Tally up the lines where the string "caption" appears; reply with the number only.

***** Material provided *****

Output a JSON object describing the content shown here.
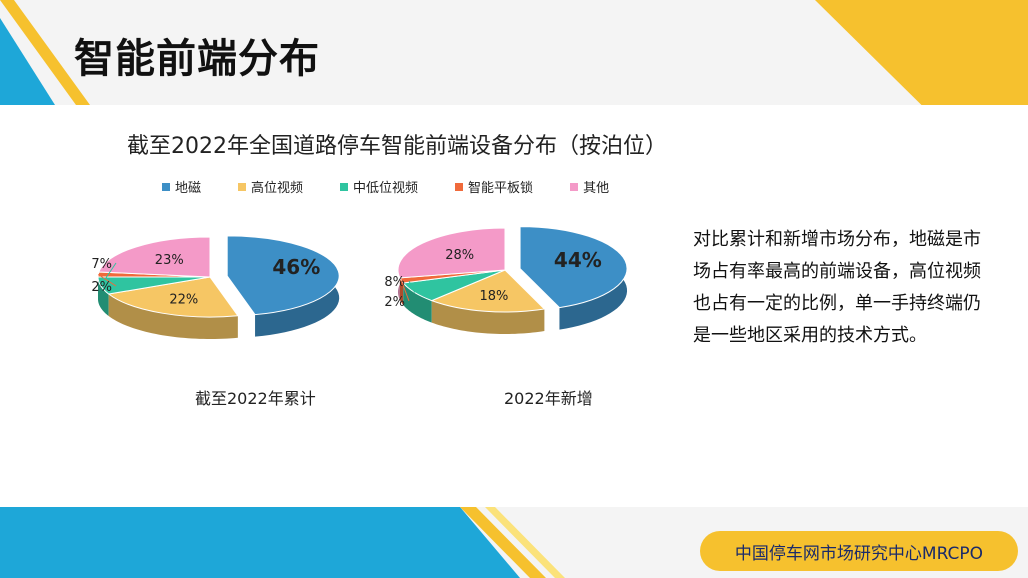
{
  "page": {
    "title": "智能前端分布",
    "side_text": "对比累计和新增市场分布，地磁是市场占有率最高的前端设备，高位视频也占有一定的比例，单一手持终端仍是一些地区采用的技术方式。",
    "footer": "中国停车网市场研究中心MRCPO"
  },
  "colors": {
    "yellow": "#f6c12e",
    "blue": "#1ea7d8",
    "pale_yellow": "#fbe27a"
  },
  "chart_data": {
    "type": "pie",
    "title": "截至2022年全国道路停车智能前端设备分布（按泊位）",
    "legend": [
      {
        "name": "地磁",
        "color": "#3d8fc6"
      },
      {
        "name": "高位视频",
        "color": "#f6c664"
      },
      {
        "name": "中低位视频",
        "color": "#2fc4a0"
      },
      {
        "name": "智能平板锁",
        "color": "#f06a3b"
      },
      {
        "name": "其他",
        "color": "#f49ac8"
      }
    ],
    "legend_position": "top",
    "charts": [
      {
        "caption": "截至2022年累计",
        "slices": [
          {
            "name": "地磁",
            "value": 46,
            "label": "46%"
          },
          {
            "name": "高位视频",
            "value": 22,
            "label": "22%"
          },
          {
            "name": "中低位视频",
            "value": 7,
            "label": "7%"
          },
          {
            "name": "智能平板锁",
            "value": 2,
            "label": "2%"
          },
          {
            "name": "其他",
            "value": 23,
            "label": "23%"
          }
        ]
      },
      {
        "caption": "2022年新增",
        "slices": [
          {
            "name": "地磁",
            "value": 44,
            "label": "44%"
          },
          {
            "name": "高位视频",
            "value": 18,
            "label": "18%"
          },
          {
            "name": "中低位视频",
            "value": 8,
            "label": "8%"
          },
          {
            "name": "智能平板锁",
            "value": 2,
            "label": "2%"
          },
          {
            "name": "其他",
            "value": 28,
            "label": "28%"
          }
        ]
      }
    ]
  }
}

*****
***** Material provided *****

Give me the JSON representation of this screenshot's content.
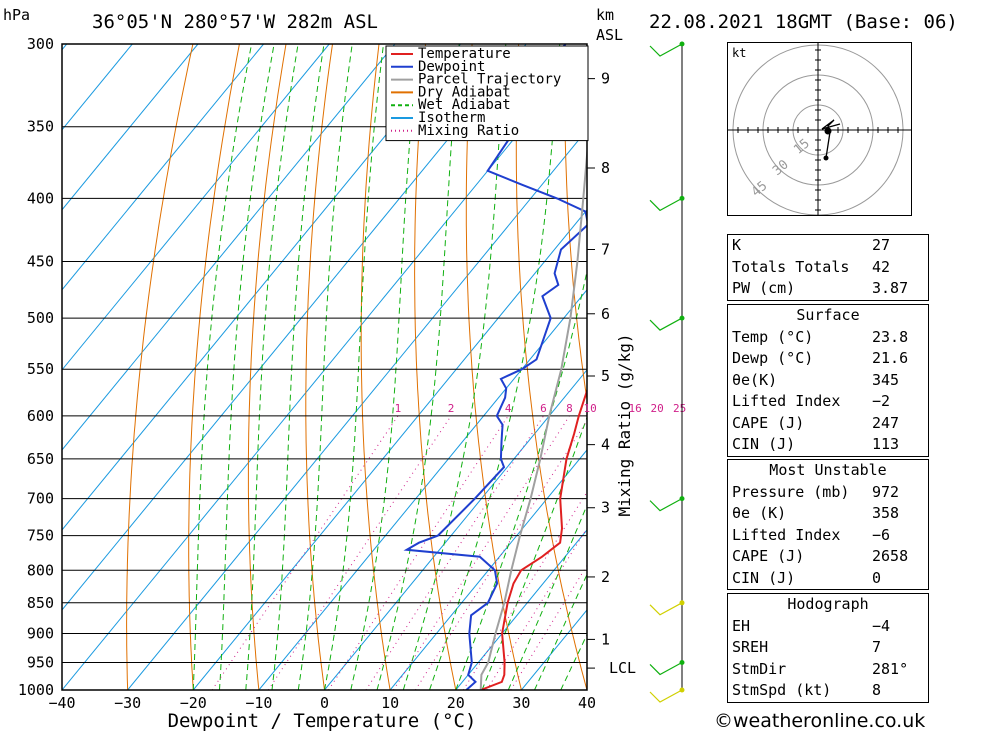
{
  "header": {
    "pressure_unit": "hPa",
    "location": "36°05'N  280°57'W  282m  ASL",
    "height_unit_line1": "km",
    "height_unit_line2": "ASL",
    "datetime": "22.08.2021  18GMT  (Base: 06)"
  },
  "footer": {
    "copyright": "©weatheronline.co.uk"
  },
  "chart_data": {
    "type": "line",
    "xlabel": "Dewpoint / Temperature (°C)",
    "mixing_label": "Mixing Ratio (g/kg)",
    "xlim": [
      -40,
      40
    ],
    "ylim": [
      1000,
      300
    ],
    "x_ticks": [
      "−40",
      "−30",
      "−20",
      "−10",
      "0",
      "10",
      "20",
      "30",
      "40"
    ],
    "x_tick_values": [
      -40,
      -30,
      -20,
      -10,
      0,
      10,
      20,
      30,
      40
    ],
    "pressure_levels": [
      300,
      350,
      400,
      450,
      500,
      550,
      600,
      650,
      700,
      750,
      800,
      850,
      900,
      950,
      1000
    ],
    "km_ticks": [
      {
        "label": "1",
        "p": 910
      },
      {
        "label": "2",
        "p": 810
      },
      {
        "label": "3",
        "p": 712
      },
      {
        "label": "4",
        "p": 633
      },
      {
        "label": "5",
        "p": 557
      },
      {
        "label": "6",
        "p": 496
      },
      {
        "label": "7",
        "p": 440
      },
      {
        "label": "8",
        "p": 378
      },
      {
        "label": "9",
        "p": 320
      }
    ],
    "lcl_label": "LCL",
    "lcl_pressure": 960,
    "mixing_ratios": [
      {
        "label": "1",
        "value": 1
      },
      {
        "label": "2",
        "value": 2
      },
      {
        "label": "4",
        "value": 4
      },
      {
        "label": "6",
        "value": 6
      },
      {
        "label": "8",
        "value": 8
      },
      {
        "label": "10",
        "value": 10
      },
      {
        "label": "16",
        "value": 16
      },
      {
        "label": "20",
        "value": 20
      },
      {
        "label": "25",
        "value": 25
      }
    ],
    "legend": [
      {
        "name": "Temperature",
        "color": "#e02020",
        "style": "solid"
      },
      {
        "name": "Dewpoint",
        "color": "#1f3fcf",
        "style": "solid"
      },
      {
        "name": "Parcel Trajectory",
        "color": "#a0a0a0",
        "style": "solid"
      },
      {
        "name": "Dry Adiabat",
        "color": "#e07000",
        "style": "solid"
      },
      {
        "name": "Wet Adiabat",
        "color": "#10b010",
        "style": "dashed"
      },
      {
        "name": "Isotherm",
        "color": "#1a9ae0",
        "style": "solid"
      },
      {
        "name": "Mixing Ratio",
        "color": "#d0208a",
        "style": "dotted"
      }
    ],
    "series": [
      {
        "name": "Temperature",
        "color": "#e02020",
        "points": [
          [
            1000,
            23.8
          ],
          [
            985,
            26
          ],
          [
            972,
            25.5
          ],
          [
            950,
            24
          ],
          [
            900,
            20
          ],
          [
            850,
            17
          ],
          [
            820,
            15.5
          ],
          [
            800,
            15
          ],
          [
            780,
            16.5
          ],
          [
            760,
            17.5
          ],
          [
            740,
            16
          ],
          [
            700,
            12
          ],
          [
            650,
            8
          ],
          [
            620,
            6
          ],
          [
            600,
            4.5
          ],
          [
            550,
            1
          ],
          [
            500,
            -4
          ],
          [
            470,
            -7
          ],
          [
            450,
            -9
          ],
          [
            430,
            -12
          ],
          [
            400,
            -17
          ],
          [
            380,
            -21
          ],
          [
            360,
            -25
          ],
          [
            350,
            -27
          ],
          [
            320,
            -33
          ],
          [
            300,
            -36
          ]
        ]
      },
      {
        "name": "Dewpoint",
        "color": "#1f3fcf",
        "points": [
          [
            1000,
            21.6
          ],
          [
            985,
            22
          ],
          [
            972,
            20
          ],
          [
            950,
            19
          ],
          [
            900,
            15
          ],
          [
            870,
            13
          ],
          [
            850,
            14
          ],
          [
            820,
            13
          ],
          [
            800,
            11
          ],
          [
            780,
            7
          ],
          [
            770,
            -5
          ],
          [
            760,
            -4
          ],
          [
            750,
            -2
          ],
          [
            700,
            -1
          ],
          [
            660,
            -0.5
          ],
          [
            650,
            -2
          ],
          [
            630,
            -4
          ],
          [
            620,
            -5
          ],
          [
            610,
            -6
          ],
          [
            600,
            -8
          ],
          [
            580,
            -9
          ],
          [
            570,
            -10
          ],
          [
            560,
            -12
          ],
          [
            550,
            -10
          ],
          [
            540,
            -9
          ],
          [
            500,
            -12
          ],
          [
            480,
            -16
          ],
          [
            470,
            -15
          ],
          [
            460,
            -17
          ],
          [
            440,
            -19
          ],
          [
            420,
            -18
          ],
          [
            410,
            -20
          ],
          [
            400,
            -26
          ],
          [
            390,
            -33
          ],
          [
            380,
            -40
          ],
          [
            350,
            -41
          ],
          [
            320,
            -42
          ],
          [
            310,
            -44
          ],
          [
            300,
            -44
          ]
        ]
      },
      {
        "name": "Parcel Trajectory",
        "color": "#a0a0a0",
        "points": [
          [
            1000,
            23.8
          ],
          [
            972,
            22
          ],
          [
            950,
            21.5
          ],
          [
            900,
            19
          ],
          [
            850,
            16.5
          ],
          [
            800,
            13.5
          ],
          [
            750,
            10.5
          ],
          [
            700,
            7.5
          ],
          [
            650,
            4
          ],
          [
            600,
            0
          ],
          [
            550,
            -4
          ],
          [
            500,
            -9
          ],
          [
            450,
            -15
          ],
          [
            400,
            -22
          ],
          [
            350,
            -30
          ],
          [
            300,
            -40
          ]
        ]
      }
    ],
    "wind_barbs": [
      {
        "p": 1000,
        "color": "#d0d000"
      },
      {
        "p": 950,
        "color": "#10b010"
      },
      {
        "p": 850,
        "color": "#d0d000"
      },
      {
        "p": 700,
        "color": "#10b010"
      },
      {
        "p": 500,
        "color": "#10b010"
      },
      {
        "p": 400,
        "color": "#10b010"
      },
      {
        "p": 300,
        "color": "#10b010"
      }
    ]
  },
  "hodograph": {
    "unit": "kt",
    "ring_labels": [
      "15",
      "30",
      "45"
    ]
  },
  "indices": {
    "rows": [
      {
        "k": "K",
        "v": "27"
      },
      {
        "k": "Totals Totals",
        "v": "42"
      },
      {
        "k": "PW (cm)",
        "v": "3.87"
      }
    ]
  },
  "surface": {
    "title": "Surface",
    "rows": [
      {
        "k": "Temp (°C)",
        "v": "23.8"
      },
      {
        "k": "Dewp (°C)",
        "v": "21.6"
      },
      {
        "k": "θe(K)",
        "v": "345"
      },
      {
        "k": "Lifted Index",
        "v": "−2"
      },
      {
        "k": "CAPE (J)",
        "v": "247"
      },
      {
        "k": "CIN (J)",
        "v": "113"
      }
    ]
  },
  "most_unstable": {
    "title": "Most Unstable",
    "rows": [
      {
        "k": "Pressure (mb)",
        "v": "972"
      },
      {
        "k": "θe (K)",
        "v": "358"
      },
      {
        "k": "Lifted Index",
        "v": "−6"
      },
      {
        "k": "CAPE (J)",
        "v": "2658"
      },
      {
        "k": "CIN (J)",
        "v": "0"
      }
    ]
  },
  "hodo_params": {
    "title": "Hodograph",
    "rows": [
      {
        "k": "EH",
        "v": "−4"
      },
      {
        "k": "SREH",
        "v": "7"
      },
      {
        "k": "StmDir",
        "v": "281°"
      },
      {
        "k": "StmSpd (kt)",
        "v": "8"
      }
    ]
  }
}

*****
***** Material provided *****

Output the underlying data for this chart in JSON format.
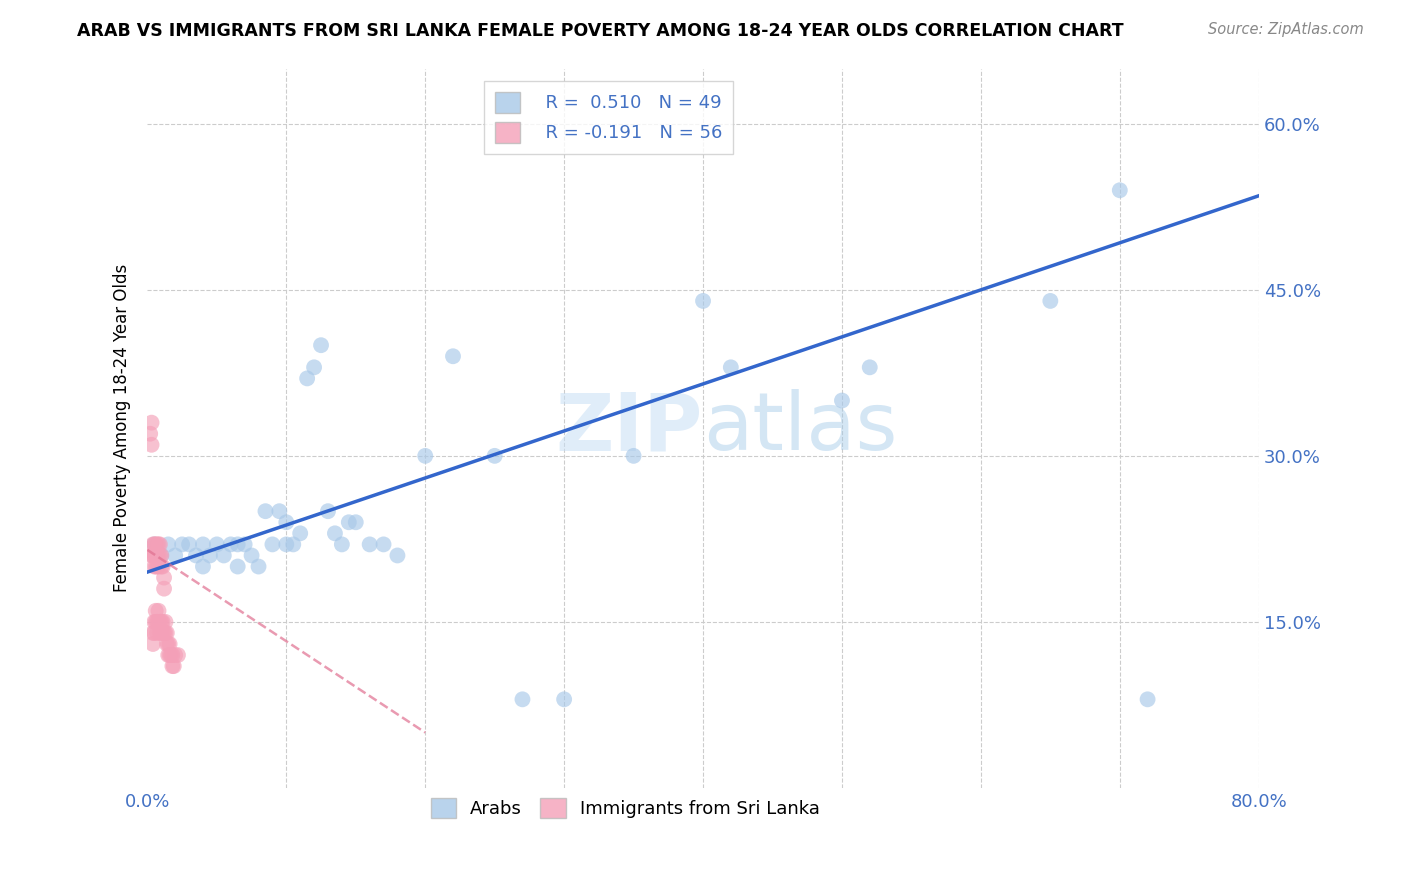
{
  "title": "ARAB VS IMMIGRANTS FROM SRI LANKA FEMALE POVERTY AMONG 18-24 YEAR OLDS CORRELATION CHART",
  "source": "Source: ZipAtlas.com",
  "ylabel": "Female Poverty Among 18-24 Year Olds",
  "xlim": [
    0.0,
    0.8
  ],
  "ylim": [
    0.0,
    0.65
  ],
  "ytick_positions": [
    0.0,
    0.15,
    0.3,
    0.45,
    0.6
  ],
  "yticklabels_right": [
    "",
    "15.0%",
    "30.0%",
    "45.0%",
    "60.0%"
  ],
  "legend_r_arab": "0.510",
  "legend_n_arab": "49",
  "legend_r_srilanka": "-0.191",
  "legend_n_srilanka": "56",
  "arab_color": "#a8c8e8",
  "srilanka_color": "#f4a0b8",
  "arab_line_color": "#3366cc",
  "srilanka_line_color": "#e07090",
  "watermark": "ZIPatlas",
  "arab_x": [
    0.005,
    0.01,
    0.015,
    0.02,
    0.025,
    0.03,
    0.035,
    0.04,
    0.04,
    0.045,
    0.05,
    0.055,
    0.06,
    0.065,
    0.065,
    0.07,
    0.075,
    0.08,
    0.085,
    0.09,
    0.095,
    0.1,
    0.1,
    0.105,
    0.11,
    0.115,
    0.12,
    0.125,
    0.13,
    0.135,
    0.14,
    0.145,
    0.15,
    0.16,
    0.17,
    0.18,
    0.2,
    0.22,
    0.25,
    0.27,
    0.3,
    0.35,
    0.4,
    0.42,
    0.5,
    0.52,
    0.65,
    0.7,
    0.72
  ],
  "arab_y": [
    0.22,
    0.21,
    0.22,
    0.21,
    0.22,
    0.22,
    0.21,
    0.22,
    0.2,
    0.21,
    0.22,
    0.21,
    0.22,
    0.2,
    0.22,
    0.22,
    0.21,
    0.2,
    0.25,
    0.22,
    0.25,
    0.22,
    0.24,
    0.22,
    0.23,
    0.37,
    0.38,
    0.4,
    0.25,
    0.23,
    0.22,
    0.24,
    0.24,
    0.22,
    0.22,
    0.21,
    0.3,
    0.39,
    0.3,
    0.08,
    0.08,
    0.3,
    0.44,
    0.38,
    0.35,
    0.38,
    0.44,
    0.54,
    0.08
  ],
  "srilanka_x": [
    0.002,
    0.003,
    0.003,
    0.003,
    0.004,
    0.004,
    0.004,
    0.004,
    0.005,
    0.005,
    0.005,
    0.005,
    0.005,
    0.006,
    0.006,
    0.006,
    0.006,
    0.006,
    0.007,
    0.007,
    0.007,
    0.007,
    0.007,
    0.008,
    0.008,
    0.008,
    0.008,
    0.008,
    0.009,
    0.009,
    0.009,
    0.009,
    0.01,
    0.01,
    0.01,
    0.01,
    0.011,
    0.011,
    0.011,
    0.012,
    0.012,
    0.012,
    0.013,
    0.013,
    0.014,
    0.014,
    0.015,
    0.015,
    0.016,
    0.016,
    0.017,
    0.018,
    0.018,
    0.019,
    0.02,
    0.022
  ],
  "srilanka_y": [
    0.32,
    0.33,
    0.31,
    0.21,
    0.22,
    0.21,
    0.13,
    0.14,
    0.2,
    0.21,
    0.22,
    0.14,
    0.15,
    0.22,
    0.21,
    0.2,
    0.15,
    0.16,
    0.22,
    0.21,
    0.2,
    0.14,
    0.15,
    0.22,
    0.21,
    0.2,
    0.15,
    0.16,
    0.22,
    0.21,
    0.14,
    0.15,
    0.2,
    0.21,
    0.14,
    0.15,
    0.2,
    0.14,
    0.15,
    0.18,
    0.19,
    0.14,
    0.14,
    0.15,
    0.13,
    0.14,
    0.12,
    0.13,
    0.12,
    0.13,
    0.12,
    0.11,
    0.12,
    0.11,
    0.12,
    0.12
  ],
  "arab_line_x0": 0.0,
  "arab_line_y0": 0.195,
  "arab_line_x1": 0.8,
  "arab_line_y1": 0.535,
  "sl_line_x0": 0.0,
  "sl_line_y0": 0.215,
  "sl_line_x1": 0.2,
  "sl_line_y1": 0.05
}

*****

### Written answer
2